== DATA TO USE ==

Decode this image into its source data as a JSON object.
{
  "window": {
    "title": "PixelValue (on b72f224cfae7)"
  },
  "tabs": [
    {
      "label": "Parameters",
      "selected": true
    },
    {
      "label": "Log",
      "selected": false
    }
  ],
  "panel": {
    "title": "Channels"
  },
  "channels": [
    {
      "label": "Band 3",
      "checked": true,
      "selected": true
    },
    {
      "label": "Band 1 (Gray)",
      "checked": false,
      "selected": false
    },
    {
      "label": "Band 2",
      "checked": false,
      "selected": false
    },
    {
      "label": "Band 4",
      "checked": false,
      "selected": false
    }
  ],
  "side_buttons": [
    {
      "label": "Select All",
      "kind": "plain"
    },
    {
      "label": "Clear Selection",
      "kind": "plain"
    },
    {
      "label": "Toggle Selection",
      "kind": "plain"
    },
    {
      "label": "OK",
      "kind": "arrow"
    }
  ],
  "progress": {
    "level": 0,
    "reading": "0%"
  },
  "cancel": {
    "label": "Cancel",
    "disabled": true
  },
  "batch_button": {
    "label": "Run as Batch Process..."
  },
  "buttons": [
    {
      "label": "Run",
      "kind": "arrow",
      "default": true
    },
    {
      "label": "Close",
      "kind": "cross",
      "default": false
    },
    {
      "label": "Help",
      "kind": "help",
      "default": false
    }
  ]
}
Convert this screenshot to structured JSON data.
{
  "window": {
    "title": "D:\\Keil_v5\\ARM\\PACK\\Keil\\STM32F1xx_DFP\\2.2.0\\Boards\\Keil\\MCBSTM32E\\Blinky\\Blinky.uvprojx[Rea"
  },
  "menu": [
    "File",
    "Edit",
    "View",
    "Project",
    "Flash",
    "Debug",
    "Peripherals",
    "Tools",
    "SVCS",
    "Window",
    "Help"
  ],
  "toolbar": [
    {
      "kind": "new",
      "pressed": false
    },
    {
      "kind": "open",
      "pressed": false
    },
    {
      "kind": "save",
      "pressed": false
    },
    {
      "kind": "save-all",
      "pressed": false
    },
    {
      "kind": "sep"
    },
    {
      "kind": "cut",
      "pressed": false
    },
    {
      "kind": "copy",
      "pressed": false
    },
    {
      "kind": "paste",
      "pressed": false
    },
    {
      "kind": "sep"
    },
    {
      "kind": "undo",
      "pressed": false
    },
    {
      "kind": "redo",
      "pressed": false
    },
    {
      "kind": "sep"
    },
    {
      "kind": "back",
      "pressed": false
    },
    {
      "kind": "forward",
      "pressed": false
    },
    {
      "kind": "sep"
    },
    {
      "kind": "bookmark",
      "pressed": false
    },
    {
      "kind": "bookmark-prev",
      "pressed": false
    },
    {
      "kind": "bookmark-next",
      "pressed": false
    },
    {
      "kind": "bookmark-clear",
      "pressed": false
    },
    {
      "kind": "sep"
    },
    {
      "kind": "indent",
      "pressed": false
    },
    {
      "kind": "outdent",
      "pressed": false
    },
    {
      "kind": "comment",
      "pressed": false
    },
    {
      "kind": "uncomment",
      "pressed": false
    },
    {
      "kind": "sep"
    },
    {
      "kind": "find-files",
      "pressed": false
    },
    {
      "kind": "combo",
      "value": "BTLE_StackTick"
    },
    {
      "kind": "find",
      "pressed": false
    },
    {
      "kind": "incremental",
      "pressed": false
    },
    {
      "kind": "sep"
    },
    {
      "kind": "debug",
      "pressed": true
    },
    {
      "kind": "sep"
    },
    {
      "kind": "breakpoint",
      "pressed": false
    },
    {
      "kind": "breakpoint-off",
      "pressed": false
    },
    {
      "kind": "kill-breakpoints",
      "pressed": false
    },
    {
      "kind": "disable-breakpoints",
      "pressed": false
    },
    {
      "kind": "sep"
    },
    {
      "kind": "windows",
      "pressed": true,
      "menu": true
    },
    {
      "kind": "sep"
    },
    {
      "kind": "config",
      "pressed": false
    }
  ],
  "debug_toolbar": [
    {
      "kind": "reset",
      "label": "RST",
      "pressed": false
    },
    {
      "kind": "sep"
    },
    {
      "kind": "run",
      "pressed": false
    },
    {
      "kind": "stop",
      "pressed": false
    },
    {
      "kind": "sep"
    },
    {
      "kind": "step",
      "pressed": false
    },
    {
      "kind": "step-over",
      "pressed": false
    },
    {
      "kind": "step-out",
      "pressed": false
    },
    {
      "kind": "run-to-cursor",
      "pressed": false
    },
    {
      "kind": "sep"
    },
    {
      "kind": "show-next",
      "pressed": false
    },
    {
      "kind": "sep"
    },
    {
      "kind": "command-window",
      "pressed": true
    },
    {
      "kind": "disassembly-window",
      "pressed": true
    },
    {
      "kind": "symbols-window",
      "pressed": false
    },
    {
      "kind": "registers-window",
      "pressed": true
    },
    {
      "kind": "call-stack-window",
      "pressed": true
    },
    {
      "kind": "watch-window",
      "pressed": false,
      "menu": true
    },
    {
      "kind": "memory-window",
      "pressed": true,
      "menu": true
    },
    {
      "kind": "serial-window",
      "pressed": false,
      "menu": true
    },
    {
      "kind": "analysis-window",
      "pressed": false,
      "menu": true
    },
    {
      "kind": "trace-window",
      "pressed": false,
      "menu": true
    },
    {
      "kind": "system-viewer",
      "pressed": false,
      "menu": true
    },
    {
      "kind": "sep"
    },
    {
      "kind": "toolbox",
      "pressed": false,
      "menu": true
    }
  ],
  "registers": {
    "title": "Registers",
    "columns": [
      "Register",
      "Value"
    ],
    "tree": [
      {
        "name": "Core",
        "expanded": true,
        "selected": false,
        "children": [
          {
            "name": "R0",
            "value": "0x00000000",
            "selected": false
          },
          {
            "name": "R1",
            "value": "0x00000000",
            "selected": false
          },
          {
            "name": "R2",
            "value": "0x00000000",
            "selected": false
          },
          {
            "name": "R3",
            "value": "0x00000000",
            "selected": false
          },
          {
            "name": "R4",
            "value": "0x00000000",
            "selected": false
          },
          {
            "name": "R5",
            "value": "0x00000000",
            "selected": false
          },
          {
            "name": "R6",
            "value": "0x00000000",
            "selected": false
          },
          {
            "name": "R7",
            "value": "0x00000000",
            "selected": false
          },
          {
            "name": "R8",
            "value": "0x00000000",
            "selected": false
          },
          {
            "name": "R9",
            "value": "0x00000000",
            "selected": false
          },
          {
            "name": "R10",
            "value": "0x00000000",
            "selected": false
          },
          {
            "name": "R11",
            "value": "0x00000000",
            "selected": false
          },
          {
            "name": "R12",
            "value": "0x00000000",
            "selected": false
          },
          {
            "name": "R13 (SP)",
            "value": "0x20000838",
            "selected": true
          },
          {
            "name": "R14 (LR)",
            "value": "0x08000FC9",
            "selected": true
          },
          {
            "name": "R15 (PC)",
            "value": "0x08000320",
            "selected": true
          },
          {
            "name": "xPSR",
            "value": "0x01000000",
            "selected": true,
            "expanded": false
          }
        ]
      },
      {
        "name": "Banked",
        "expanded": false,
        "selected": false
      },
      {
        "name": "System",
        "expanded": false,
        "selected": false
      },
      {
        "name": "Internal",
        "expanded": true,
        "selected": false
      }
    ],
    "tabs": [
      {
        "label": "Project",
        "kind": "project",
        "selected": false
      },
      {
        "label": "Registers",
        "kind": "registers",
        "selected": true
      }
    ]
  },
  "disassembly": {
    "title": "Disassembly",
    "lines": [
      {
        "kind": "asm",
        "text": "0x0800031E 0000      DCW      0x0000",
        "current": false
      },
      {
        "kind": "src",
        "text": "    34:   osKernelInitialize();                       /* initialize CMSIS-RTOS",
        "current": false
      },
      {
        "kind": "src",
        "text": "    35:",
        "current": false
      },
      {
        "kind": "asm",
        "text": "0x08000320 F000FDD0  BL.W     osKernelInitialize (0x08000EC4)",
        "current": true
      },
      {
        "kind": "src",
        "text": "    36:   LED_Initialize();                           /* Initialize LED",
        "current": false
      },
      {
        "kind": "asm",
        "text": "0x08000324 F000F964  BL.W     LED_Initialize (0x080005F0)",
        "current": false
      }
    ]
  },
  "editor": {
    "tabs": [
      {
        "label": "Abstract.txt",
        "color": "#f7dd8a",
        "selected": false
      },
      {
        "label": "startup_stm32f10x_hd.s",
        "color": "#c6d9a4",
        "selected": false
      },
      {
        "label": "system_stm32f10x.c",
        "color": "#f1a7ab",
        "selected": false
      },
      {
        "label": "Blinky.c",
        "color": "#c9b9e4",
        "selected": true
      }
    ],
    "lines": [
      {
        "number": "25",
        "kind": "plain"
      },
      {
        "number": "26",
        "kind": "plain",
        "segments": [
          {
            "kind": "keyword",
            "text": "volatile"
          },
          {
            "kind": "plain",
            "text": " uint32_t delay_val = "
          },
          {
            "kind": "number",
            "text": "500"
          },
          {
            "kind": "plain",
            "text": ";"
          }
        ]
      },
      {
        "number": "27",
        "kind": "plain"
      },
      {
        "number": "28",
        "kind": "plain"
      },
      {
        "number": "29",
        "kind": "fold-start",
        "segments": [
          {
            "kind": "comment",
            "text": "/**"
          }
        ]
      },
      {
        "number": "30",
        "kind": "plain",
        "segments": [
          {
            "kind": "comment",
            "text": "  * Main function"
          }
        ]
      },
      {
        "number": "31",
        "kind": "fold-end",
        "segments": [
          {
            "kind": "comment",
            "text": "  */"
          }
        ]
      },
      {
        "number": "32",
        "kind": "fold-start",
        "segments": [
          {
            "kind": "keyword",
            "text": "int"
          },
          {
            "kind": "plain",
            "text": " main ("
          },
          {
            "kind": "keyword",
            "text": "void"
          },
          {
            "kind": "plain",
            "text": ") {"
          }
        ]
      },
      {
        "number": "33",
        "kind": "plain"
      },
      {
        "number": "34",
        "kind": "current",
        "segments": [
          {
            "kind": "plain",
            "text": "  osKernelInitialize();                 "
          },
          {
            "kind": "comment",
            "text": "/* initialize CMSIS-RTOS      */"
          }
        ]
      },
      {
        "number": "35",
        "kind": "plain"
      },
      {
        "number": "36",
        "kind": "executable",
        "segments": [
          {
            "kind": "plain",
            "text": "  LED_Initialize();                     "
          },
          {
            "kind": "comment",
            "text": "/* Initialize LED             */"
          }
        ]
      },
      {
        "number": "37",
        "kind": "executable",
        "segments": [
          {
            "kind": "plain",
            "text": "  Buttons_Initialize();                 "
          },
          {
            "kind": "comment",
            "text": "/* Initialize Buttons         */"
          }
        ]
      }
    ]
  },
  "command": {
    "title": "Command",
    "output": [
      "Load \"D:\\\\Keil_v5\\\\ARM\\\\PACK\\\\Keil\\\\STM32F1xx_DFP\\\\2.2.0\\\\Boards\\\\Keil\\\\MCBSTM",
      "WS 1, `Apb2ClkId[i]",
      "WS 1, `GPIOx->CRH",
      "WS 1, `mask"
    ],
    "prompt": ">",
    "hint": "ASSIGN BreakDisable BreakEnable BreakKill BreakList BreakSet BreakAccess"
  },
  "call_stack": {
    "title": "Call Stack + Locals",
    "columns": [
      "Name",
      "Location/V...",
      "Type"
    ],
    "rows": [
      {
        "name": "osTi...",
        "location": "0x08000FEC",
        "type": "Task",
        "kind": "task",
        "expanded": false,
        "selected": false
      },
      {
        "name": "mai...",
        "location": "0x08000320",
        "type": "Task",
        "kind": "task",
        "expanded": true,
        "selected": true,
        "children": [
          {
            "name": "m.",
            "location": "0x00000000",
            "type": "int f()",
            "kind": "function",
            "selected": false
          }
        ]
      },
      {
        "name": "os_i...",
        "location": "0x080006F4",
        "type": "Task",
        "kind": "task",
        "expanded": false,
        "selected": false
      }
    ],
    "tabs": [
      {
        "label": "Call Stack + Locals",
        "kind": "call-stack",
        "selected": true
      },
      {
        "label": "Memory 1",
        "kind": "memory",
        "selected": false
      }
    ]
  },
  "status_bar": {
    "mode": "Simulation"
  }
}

===

**WHAT TO PRODUCE:** Make a tally of the lines in this data that include the string "breakpoints", and answer with that tally alone.

**WRITTEN REPLY:** 2